> WHAT THE TASK REQUIRES
Carry none of the pictures over; set down the material below exactly.

> RECORDS SUPPLIED
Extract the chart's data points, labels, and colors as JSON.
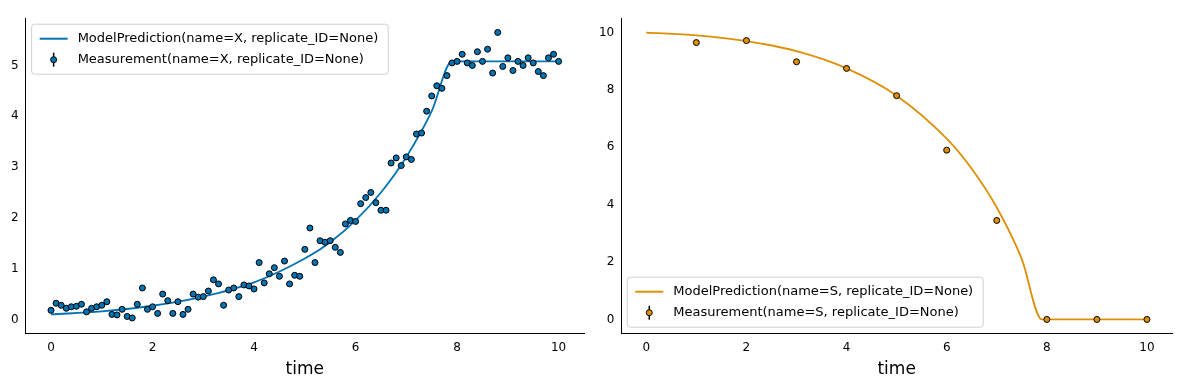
{
  "chart_data": [
    {
      "type": "scatter",
      "xlabel": "time",
      "xlim": [
        -0.5,
        10.5
      ],
      "xticks": [
        0,
        2,
        4,
        6,
        8,
        10
      ],
      "ylim": [
        -0.27,
        5.93
      ],
      "yticks": [
        0,
        1,
        2,
        3,
        4,
        5
      ],
      "legend": "top left",
      "grid": false,
      "series": [
        {
          "name": "ModelPrediction(name=X, replicate_ID=None)",
          "type": "line",
          "marker": "none",
          "color": "#0173b2",
          "x": [
            0,
            1,
            2,
            3,
            4,
            5,
            5.5,
            6,
            6.5,
            7,
            7.5,
            7.9,
            10
          ],
          "values": [
            0.1,
            0.16,
            0.27,
            0.45,
            0.73,
            1.2,
            1.52,
            1.95,
            2.5,
            3.2,
            4.1,
            5.08,
            5.08
          ]
        },
        {
          "name": "Measurement(name=X, replicate_ID=None)",
          "type": "scatter",
          "marker": "circle",
          "color": "#0173b2",
          "x": [
            0,
            0.1,
            0.2,
            0.3,
            0.4,
            0.5,
            0.6,
            0.7,
            0.8,
            0.9,
            1,
            1.1,
            1.2,
            1.3,
            1.4,
            1.5,
            1.6,
            1.7,
            1.8,
            1.9,
            2,
            2.1,
            2.2,
            2.3,
            2.4,
            2.5,
            2.6,
            2.7,
            2.8,
            2.9,
            3,
            3.1,
            3.2,
            3.3,
            3.4,
            3.5,
            3.6,
            3.7,
            3.8,
            3.9,
            4,
            4.1,
            4.2,
            4.3,
            4.4,
            4.5,
            4.6,
            4.7,
            4.8,
            4.9,
            5,
            5.1,
            5.2,
            5.3,
            5.4,
            5.5,
            5.6,
            5.7,
            5.8,
            5.9,
            6,
            6.1,
            6.2,
            6.3,
            6.4,
            6.5,
            6.6,
            6.7,
            6.8,
            6.9,
            7,
            7.1,
            7.2,
            7.3,
            7.4,
            7.5,
            7.6,
            7.7,
            7.8,
            7.9,
            8,
            8.1,
            8.2,
            8.3,
            8.4,
            8.5,
            8.6,
            8.7,
            8.8,
            8.9,
            9,
            9.1,
            9.2,
            9.3,
            9.4,
            9.5,
            9.6,
            9.7,
            9.8,
            9.9,
            10
          ],
          "values": [
            0.18,
            0.32,
            0.28,
            0.22,
            0.25,
            0.26,
            0.3,
            0.15,
            0.22,
            0.25,
            0.28,
            0.35,
            0.1,
            0.09,
            0.2,
            0.06,
            0.03,
            0.3,
            0.62,
            0.2,
            0.25,
            0.12,
            0.5,
            0.37,
            0.12,
            0.35,
            0.1,
            0.2,
            0.5,
            0.44,
            0.45,
            0.56,
            0.78,
            0.7,
            0.28,
            0.58,
            0.62,
            0.45,
            0.68,
            0.66,
            0.6,
            1.12,
            0.72,
            0.9,
            1.02,
            0.85,
            1.15,
            0.7,
            0.87,
            0.85,
            1.38,
            1.8,
            1.12,
            1.55,
            1.52,
            1.55,
            1.42,
            1.32,
            1.88,
            1.95,
            1.93,
            2.28,
            2.4,
            2.5,
            2.3,
            2.15,
            2.15,
            3.08,
            3.18,
            3.03,
            3.2,
            3.15,
            3.65,
            3.67,
            4.1,
            4.4,
            4.6,
            4.55,
            4.8,
            5.05,
            5.08,
            5.22,
            5.05,
            5.0,
            5.27,
            5.08,
            5.32,
            4.85,
            5.65,
            4.98,
            5.15,
            4.9,
            5.08,
            5.0,
            5.15,
            5.05,
            4.88,
            4.8,
            5.15,
            5.22,
            5.08
          ]
        }
      ]
    },
    {
      "type": "scatter",
      "xlabel": "time",
      "xlim": [
        -0.5,
        10.5
      ],
      "xticks": [
        0,
        2,
        4,
        6,
        8,
        10
      ],
      "ylim": [
        -0.48,
        10.5
      ],
      "yticks": [
        0,
        2,
        4,
        6,
        8,
        10
      ],
      "legend": "bottom left",
      "grid": false,
      "series": [
        {
          "name": "ModelPrediction(name=S, replicate_ID=None)",
          "type": "line",
          "marker": "none",
          "color": "#de8f05",
          "x": [
            0,
            1,
            2,
            3,
            4,
            5,
            6,
            6.5,
            7,
            7.5,
            7.9,
            10
          ],
          "values": [
            10,
            9.9,
            9.7,
            9.35,
            8.75,
            7.8,
            6.3,
            5.25,
            3.9,
            2.1,
            0,
            0
          ]
        },
        {
          "name": "Measurement(name=S, replicate_ID=None)",
          "type": "scatter",
          "marker": "circle",
          "color": "#de8f05",
          "x": [
            1,
            2,
            3,
            4,
            5,
            6,
            7,
            8,
            9,
            10
          ],
          "values": [
            9.65,
            9.72,
            8.98,
            8.75,
            7.8,
            5.9,
            3.45,
            0,
            0,
            0
          ]
        }
      ]
    }
  ]
}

> RESULT FOR THIS EXERCISE
Extract the chart's data points, labels, and colors as JSON.
{
  "chart_data": [
    {
      "type": "scatter",
      "xlabel": "time",
      "xlim": [
        -0.5,
        10.5
      ],
      "xticks": [
        0,
        2,
        4,
        6,
        8,
        10
      ],
      "ylim": [
        -0.27,
        5.93
      ],
      "yticks": [
        0,
        1,
        2,
        3,
        4,
        5
      ],
      "legend": "top left",
      "grid": false,
      "series": [
        {
          "name": "ModelPrediction(name=X, replicate_ID=None)",
          "type": "line",
          "marker": "none",
          "color": "#0173b2",
          "x": [
            0,
            1,
            2,
            3,
            4,
            5,
            5.5,
            6,
            6.5,
            7,
            7.5,
            7.9,
            10
          ],
          "values": [
            0.1,
            0.16,
            0.27,
            0.45,
            0.73,
            1.2,
            1.52,
            1.95,
            2.5,
            3.2,
            4.1,
            5.08,
            5.08
          ]
        },
        {
          "name": "Measurement(name=X, replicate_ID=None)",
          "type": "scatter",
          "marker": "circle",
          "color": "#0173b2",
          "x": [
            0,
            0.1,
            0.2,
            0.3,
            0.4,
            0.5,
            0.6,
            0.7,
            0.8,
            0.9,
            1,
            1.1,
            1.2,
            1.3,
            1.4,
            1.5,
            1.6,
            1.7,
            1.8,
            1.9,
            2,
            2.1,
            2.2,
            2.3,
            2.4,
            2.5,
            2.6,
            2.7,
            2.8,
            2.9,
            3,
            3.1,
            3.2,
            3.3,
            3.4,
            3.5,
            3.6,
            3.7,
            3.8,
            3.9,
            4,
            4.1,
            4.2,
            4.3,
            4.4,
            4.5,
            4.6,
            4.7,
            4.8,
            4.9,
            5,
            5.1,
            5.2,
            5.3,
            5.4,
            5.5,
            5.6,
            5.7,
            5.8,
            5.9,
            6,
            6.1,
            6.2,
            6.3,
            6.4,
            6.5,
            6.6,
            6.7,
            6.8,
            6.9,
            7,
            7.1,
            7.2,
            7.3,
            7.4,
            7.5,
            7.6,
            7.7,
            7.8,
            7.9,
            8,
            8.1,
            8.2,
            8.3,
            8.4,
            8.5,
            8.6,
            8.7,
            8.8,
            8.9,
            9,
            9.1,
            9.2,
            9.3,
            9.4,
            9.5,
            9.6,
            9.7,
            9.8,
            9.9,
            10
          ],
          "values": [
            0.18,
            0.32,
            0.28,
            0.22,
            0.25,
            0.26,
            0.3,
            0.15,
            0.22,
            0.25,
            0.28,
            0.35,
            0.1,
            0.09,
            0.2,
            0.06,
            0.03,
            0.3,
            0.62,
            0.2,
            0.25,
            0.12,
            0.5,
            0.37,
            0.12,
            0.35,
            0.1,
            0.2,
            0.5,
            0.44,
            0.45,
            0.56,
            0.78,
            0.7,
            0.28,
            0.58,
            0.62,
            0.45,
            0.68,
            0.66,
            0.6,
            1.12,
            0.72,
            0.9,
            1.02,
            0.85,
            1.15,
            0.7,
            0.87,
            0.85,
            1.38,
            1.8,
            1.12,
            1.55,
            1.52,
            1.55,
            1.42,
            1.32,
            1.88,
            1.95,
            1.93,
            2.28,
            2.4,
            2.5,
            2.3,
            2.15,
            2.15,
            3.08,
            3.18,
            3.03,
            3.2,
            3.15,
            3.65,
            3.67,
            4.1,
            4.4,
            4.6,
            4.55,
            4.8,
            5.05,
            5.08,
            5.22,
            5.05,
            5.0,
            5.27,
            5.08,
            5.32,
            4.85,
            5.65,
            4.98,
            5.15,
            4.9,
            5.08,
            5.0,
            5.15,
            5.05,
            4.88,
            4.8,
            5.15,
            5.22,
            5.08
          ]
        }
      ]
    },
    {
      "type": "scatter",
      "xlabel": "time",
      "xlim": [
        -0.5,
        10.5
      ],
      "xticks": [
        0,
        2,
        4,
        6,
        8,
        10
      ],
      "ylim": [
        -0.48,
        10.5
      ],
      "yticks": [
        0,
        2,
        4,
        6,
        8,
        10
      ],
      "legend": "bottom left",
      "grid": false,
      "series": [
        {
          "name": "ModelPrediction(name=S, replicate_ID=None)",
          "type": "line",
          "marker": "none",
          "color": "#de8f05",
          "x": [
            0,
            1,
            2,
            3,
            4,
            5,
            6,
            6.5,
            7,
            7.5,
            7.9,
            10
          ],
          "values": [
            10,
            9.9,
            9.7,
            9.35,
            8.75,
            7.8,
            6.3,
            5.25,
            3.9,
            2.1,
            0,
            0
          ]
        },
        {
          "name": "Measurement(name=S, replicate_ID=None)",
          "type": "scatter",
          "marker": "circle",
          "color": "#de8f05",
          "x": [
            1,
            2,
            3,
            4,
            5,
            6,
            7,
            8,
            9,
            10
          ],
          "values": [
            9.65,
            9.72,
            8.98,
            8.75,
            7.8,
            5.9,
            3.45,
            0,
            0,
            0
          ]
        }
      ]
    }
  ]
}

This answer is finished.